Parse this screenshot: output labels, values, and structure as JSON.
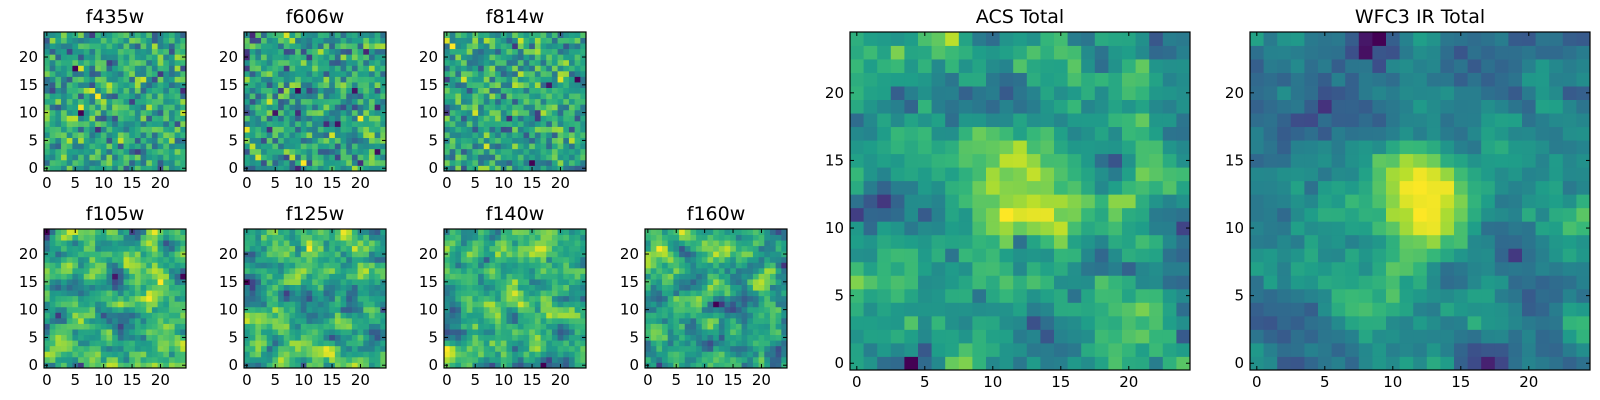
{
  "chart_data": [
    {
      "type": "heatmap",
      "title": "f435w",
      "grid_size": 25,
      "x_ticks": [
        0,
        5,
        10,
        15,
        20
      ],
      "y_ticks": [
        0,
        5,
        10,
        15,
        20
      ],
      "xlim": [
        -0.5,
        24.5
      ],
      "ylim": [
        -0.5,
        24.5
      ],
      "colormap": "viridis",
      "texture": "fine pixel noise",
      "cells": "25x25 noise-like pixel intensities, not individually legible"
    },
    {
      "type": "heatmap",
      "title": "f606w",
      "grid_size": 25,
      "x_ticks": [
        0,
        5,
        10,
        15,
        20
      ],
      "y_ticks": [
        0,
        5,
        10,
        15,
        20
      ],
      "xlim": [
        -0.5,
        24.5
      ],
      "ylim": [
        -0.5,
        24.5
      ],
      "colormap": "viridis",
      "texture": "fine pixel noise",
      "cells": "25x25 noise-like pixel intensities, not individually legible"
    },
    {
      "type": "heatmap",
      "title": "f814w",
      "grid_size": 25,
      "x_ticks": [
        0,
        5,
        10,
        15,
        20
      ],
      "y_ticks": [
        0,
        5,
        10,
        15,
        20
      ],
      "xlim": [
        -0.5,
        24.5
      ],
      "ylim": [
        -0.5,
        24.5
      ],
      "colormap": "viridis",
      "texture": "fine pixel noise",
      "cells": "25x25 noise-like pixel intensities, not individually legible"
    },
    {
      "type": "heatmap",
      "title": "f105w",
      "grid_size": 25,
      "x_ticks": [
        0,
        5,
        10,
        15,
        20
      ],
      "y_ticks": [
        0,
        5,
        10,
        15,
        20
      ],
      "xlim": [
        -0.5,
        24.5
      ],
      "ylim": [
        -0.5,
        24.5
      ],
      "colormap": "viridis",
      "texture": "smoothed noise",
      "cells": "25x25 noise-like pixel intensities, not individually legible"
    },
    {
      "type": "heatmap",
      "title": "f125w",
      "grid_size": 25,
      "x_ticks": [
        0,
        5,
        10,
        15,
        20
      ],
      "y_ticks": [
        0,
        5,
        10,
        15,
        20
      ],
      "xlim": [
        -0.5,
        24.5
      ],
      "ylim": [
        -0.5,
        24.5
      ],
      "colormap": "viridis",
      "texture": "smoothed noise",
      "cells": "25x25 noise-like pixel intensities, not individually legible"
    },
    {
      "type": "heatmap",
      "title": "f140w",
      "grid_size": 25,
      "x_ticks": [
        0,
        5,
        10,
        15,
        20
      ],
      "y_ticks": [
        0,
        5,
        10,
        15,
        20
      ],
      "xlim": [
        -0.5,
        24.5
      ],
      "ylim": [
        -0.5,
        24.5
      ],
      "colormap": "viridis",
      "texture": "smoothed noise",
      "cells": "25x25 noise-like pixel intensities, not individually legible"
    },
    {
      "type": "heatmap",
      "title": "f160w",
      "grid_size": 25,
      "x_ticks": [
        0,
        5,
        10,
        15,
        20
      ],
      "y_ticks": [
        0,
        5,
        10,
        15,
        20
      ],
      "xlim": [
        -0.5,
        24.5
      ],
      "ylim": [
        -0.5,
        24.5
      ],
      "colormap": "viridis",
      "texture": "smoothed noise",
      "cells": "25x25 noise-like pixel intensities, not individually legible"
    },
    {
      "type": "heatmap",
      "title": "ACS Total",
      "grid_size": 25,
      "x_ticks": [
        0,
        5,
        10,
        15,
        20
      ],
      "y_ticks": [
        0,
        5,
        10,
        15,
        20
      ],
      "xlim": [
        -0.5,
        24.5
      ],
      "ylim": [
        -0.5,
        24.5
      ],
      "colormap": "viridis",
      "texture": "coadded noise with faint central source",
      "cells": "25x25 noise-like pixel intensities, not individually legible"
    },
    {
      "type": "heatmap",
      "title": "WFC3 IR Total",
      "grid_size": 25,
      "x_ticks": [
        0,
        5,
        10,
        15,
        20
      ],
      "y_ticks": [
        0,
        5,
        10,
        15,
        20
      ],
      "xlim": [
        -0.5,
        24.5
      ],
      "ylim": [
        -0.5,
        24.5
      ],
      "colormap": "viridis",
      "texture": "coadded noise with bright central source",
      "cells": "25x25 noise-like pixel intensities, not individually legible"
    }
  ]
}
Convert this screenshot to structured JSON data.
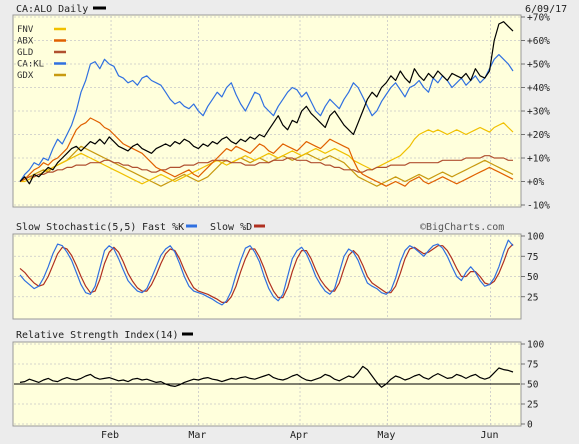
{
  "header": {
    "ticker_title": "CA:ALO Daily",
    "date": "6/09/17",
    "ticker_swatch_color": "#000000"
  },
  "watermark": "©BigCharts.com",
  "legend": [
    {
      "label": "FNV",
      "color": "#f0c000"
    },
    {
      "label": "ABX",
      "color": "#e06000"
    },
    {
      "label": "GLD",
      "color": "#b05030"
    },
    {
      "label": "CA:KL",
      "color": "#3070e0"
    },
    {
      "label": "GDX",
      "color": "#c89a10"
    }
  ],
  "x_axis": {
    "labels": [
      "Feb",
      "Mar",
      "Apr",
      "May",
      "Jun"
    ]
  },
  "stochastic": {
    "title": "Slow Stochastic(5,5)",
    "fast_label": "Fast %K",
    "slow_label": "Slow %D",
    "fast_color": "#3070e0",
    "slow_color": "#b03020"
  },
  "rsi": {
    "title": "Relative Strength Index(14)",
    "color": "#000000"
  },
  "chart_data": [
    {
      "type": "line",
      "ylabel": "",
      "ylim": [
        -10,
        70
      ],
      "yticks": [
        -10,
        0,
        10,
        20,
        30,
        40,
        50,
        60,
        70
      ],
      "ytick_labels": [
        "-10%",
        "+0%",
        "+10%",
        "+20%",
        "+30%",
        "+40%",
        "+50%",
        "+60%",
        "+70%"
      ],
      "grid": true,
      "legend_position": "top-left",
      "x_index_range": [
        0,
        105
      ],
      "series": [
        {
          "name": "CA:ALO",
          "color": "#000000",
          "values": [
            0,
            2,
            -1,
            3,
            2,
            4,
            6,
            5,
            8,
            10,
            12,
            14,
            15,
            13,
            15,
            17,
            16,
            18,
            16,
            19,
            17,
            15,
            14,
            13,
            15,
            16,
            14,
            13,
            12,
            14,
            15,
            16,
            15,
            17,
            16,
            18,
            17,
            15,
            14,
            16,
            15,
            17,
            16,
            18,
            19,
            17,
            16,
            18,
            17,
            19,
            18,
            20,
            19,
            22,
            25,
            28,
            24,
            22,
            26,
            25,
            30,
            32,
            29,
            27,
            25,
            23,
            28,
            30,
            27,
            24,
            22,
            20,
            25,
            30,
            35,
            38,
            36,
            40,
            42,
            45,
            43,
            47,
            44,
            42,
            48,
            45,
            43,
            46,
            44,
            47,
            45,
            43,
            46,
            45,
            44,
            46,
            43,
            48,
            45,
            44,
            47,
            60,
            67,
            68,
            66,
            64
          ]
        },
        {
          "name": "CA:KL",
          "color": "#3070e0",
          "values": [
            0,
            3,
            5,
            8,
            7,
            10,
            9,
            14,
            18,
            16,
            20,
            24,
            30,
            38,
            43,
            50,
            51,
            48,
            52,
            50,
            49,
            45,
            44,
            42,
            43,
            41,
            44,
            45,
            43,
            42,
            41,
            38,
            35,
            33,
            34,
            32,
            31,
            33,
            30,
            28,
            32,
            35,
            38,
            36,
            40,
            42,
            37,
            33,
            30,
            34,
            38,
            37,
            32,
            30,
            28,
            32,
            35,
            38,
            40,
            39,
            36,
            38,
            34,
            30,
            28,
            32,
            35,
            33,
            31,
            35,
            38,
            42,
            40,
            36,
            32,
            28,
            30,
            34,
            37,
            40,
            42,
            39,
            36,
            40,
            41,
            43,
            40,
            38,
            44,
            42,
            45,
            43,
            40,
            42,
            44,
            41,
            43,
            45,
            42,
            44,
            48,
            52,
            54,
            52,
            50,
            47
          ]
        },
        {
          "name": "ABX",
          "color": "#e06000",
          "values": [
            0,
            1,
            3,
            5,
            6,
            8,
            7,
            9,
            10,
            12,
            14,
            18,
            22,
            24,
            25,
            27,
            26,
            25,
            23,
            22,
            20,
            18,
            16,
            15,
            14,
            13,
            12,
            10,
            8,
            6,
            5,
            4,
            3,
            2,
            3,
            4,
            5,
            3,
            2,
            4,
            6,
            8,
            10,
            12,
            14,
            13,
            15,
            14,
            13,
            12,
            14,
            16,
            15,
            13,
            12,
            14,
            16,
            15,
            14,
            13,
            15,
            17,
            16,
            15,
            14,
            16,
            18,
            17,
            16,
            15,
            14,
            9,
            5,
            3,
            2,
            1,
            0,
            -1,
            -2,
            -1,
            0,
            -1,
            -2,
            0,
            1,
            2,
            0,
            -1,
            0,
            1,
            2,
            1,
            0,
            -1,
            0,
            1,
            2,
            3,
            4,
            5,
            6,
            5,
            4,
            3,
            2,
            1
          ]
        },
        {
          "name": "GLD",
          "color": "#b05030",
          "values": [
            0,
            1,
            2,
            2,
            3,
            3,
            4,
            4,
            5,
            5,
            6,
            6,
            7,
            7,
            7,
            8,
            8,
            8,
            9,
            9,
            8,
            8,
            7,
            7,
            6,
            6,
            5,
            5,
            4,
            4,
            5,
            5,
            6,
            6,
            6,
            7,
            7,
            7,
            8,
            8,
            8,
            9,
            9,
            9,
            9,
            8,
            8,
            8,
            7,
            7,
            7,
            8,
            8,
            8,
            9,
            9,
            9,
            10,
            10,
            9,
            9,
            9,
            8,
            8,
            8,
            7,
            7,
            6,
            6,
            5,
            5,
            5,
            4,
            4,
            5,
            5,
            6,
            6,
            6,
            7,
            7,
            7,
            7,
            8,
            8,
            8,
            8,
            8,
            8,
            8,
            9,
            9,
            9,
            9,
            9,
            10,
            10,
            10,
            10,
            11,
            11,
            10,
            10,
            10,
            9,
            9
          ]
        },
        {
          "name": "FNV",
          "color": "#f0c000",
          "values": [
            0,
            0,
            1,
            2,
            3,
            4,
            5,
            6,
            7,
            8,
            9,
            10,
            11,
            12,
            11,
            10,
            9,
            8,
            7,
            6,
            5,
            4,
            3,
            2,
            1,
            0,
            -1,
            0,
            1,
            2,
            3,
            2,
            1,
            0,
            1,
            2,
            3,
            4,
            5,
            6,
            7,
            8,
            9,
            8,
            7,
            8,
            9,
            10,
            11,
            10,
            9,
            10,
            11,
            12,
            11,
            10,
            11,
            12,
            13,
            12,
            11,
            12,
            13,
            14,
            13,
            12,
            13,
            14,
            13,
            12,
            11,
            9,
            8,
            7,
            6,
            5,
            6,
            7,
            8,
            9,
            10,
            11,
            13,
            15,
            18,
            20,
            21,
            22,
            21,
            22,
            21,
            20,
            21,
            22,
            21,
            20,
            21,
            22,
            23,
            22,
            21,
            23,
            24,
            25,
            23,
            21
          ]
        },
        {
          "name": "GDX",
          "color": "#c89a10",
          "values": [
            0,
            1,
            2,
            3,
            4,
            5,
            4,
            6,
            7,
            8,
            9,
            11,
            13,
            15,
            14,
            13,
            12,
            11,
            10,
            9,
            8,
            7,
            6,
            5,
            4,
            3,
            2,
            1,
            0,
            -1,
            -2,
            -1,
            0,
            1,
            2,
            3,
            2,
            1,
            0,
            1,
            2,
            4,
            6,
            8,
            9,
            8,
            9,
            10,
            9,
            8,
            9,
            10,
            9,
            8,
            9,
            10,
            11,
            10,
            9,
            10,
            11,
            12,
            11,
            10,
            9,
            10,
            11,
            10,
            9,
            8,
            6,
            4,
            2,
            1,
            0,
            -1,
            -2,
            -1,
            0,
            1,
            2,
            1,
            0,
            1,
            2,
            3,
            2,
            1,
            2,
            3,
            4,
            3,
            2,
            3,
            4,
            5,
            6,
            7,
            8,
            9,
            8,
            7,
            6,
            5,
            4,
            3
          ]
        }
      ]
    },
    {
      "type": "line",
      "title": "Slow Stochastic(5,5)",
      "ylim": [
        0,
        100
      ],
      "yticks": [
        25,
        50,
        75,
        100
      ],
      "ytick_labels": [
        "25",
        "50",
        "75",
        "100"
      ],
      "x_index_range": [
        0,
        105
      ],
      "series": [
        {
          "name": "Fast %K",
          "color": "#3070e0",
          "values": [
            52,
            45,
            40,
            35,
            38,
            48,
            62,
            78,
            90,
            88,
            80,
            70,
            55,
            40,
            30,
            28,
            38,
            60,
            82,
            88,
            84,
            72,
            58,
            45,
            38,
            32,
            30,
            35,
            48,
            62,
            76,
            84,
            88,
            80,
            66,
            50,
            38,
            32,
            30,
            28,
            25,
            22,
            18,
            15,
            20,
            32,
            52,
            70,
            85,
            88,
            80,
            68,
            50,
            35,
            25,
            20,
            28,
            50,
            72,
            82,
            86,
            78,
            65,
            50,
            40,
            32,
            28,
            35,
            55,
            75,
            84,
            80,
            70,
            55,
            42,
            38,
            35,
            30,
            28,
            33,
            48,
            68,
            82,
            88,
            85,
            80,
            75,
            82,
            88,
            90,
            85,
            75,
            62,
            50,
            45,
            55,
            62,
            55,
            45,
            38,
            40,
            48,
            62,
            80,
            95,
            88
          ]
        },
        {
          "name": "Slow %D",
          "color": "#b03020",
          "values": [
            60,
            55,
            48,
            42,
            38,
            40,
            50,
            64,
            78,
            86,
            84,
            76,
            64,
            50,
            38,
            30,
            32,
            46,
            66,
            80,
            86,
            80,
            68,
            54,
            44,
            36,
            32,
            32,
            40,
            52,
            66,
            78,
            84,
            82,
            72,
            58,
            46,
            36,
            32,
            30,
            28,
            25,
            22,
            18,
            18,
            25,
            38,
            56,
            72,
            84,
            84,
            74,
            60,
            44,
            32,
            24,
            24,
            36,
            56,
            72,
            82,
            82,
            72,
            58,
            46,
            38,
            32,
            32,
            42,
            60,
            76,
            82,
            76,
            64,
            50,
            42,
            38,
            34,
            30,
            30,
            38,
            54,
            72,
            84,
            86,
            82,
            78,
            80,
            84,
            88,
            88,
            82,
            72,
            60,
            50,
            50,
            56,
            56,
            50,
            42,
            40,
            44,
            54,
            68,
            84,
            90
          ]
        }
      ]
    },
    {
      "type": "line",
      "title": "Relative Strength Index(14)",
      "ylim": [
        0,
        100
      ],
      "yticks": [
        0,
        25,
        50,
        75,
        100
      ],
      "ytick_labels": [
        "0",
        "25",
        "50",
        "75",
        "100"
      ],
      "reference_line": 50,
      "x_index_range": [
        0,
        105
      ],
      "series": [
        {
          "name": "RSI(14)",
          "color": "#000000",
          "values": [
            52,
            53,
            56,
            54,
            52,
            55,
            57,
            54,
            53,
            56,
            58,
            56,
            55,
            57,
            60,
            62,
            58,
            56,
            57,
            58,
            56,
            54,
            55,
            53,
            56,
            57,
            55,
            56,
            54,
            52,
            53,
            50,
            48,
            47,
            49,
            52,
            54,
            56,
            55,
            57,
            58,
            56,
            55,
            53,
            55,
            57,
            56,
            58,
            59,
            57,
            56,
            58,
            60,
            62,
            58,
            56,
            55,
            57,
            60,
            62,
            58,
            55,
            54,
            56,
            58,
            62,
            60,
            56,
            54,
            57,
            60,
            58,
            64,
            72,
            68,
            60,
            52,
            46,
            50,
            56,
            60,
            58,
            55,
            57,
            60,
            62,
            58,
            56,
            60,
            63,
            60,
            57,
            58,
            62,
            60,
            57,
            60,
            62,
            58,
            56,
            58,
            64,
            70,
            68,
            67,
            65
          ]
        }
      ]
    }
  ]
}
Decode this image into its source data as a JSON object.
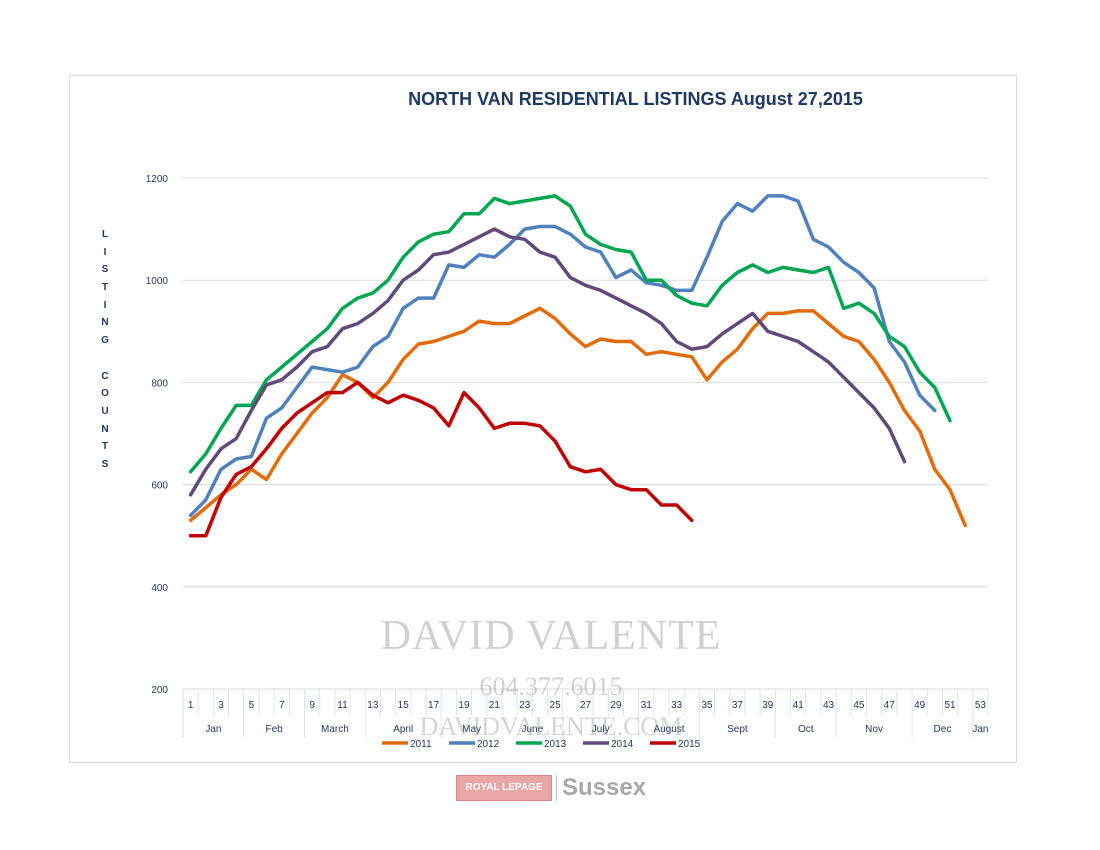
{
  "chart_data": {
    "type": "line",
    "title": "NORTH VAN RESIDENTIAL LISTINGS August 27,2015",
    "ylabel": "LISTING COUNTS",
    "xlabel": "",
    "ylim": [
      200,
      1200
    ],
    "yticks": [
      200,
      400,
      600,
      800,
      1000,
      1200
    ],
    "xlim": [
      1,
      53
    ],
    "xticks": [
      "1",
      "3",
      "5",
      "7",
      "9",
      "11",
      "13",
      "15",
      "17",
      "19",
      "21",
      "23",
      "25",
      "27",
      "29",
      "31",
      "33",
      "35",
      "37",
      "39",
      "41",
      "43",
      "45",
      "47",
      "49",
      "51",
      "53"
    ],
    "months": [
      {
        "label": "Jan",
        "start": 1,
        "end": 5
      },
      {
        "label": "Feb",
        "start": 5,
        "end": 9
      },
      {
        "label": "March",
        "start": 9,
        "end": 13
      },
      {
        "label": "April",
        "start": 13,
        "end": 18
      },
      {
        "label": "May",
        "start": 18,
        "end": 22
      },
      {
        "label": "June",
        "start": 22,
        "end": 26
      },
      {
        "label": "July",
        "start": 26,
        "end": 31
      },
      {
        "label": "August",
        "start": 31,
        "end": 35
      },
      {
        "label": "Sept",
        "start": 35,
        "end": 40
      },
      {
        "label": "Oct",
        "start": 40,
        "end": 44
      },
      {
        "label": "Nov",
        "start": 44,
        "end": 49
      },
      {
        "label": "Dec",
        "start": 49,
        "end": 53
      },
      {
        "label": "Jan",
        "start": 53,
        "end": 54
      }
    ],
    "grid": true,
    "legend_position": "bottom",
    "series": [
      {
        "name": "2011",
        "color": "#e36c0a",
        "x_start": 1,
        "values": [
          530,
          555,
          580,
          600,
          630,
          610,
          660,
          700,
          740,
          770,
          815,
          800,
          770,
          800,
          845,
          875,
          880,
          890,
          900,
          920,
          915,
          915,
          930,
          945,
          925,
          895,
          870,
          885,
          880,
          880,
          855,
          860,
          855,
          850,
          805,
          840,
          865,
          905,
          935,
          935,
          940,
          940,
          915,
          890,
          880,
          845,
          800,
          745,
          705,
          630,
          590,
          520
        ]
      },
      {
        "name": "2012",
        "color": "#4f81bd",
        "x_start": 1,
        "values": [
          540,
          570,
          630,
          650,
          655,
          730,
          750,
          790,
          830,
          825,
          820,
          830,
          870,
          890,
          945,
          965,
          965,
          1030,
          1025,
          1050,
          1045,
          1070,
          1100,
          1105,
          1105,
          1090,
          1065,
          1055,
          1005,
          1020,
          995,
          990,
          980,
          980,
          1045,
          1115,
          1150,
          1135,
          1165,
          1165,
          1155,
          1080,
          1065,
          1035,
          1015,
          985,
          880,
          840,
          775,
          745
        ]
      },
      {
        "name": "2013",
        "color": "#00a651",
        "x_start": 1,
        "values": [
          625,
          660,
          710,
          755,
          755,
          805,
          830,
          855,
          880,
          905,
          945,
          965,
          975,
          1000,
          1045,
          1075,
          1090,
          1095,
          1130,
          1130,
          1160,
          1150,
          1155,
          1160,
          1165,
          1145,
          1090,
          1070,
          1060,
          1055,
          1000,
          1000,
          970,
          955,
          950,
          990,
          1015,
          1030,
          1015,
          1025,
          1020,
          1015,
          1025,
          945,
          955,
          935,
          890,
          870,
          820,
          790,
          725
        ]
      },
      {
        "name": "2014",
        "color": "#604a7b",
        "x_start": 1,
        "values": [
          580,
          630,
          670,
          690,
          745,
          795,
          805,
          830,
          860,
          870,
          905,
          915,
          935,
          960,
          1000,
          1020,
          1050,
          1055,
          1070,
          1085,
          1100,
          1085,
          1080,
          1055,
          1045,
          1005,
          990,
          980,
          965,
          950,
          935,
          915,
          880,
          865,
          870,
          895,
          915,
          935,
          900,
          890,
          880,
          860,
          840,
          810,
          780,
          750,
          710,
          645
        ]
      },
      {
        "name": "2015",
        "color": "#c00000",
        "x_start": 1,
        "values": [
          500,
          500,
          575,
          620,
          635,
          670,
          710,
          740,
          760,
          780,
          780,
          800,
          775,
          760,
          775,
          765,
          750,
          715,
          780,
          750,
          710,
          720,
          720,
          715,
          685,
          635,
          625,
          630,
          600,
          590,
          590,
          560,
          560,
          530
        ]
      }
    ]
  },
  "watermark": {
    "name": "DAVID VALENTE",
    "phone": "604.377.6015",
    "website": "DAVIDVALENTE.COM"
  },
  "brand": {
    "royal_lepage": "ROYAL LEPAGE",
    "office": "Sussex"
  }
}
--------------------------------------------------
## [What you are asked to do]
Supply the count of lines in the entries that contain the word "coadded", and nothing besides.

## [Reply]
2